**Exercise goal**
Show every line that has the string "شرکت" in it.
▽
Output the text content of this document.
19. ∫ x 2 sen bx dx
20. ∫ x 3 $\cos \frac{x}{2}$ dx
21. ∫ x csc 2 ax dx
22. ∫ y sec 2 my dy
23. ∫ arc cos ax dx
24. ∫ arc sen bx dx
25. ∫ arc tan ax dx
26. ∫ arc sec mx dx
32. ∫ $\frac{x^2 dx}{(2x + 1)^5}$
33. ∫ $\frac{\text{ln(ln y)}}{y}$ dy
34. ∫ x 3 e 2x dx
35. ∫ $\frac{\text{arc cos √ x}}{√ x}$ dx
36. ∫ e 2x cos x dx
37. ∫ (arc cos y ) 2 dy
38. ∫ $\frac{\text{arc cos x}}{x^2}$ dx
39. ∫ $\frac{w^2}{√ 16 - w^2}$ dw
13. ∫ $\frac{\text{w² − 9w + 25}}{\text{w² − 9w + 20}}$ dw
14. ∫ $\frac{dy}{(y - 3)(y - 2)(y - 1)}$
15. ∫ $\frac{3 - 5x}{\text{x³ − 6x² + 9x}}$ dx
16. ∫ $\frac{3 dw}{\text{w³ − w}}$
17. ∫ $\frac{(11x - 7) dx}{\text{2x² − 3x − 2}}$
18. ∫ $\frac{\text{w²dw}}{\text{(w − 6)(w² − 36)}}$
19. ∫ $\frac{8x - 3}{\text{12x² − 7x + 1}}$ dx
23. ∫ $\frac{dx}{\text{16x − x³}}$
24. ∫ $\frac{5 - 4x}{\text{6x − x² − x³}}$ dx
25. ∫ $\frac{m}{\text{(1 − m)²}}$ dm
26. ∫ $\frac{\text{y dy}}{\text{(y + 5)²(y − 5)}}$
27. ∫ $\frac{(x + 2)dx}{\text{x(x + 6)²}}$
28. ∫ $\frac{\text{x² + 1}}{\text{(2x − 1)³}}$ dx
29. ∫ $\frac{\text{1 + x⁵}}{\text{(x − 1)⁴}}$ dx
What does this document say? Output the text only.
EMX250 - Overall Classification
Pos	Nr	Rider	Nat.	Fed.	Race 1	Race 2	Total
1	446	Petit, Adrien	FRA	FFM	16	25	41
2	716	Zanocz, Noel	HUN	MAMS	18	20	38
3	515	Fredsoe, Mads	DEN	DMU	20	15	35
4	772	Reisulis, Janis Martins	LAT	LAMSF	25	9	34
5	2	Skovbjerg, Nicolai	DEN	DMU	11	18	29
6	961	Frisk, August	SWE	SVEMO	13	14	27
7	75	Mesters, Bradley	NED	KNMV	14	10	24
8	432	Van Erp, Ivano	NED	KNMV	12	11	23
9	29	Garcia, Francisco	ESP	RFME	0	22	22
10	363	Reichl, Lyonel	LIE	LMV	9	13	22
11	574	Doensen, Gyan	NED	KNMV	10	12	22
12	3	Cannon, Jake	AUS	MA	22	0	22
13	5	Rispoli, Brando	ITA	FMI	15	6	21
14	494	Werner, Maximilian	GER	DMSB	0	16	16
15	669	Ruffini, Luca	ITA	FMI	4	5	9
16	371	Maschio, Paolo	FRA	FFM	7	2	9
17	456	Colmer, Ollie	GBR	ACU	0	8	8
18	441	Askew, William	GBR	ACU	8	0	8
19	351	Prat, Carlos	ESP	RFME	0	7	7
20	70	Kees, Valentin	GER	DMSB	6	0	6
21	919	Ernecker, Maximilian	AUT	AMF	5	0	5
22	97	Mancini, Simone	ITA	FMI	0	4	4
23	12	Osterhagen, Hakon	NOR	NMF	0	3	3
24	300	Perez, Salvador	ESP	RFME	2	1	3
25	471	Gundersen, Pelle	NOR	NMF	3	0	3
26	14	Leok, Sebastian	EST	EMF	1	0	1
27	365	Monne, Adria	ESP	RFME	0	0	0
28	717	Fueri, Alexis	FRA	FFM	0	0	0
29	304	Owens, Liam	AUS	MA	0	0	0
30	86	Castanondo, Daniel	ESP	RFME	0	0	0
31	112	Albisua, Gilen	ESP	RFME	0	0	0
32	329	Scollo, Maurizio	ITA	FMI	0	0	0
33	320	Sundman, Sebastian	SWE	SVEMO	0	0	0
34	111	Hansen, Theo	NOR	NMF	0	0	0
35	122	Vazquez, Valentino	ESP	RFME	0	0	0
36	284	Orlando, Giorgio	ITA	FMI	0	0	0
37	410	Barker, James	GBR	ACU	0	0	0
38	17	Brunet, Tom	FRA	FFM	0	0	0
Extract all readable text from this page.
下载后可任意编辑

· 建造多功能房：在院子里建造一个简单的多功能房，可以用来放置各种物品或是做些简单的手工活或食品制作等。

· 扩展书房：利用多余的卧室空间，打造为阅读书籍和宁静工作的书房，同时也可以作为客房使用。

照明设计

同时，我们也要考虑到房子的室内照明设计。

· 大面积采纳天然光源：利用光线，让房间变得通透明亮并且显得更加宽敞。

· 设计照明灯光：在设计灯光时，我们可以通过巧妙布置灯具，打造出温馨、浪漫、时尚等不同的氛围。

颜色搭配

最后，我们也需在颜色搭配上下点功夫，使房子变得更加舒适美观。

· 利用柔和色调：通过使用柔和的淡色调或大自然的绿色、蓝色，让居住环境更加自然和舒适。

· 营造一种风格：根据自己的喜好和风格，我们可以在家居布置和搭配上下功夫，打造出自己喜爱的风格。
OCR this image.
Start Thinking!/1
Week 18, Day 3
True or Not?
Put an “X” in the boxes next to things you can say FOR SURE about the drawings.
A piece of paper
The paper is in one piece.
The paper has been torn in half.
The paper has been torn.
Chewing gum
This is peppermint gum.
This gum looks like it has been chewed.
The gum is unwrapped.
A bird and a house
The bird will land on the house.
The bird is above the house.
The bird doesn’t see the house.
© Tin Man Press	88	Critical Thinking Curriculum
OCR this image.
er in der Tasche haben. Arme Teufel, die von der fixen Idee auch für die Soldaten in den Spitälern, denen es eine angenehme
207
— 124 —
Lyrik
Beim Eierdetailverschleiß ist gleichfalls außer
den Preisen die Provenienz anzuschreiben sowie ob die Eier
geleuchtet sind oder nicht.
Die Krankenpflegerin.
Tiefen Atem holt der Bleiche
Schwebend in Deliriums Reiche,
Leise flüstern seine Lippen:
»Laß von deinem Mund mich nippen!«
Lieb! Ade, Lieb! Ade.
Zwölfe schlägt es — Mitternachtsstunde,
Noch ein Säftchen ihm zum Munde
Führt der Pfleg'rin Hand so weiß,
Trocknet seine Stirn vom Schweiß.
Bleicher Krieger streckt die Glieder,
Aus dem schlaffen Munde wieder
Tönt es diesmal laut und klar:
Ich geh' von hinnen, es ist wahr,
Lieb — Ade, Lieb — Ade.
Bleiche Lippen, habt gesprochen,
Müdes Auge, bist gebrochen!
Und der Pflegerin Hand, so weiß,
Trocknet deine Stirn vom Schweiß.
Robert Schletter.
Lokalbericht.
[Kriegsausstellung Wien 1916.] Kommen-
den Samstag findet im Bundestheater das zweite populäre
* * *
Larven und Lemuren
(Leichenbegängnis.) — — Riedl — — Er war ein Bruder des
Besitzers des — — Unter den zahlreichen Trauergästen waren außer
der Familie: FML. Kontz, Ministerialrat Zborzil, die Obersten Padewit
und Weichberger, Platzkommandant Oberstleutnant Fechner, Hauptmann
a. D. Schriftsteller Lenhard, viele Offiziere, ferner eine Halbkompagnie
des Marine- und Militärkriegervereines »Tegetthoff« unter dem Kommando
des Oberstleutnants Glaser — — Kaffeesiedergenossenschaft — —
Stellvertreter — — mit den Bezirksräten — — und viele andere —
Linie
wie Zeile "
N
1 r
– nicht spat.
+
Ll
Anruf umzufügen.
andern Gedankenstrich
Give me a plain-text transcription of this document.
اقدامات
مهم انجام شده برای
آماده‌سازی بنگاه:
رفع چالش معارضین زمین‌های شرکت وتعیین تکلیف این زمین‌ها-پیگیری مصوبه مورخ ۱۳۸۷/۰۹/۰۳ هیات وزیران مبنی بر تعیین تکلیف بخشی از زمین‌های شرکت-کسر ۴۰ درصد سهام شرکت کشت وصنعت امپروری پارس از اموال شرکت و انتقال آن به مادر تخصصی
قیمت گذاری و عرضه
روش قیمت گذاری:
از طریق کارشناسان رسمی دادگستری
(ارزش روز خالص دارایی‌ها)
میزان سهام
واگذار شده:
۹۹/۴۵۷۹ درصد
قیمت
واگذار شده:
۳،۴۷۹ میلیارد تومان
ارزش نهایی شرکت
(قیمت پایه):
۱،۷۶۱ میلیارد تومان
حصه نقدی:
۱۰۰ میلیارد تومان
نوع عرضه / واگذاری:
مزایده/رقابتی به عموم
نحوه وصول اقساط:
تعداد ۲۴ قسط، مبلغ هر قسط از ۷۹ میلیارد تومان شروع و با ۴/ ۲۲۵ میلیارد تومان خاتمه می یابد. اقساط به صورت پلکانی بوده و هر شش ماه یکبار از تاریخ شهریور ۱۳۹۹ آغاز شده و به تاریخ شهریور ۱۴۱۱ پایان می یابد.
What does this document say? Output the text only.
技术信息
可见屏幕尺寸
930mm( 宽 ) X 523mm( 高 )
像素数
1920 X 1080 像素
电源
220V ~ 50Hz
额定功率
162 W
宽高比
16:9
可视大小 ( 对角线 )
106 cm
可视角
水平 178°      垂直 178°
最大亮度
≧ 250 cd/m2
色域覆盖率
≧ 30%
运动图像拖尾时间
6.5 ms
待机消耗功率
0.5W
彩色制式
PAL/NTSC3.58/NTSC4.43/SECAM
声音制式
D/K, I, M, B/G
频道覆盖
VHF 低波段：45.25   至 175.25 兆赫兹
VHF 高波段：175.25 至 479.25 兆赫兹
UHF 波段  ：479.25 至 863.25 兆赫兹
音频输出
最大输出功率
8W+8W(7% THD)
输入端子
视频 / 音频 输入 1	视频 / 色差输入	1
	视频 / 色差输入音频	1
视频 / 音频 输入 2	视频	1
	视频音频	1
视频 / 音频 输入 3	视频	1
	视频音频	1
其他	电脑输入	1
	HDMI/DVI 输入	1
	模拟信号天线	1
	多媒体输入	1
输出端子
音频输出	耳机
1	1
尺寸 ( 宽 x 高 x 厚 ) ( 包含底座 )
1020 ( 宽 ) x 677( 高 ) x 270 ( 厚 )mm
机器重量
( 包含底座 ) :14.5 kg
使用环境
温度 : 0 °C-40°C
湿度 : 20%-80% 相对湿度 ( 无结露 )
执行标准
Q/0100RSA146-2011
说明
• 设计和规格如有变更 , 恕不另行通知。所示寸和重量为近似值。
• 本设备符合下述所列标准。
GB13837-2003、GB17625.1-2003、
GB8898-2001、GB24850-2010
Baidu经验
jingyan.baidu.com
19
△
**Full solution**
رفع چالش معارضین زمین‌های شرکت وتعیین تکلیف این زمین‌ها-پیگیری مصوبه مورخ ۱۳۸۷/۰۹/۰۳ هیات وزیران مبنی بر تعیین تکلیف بخشی از زمین‌های شرکت-کسر ۴۰ درصد سهام شرکت کشت وصنعت امپروری پارس از اموال شرکت و انتقال آن به مادر تخصصی
ارزش نهایی شرکت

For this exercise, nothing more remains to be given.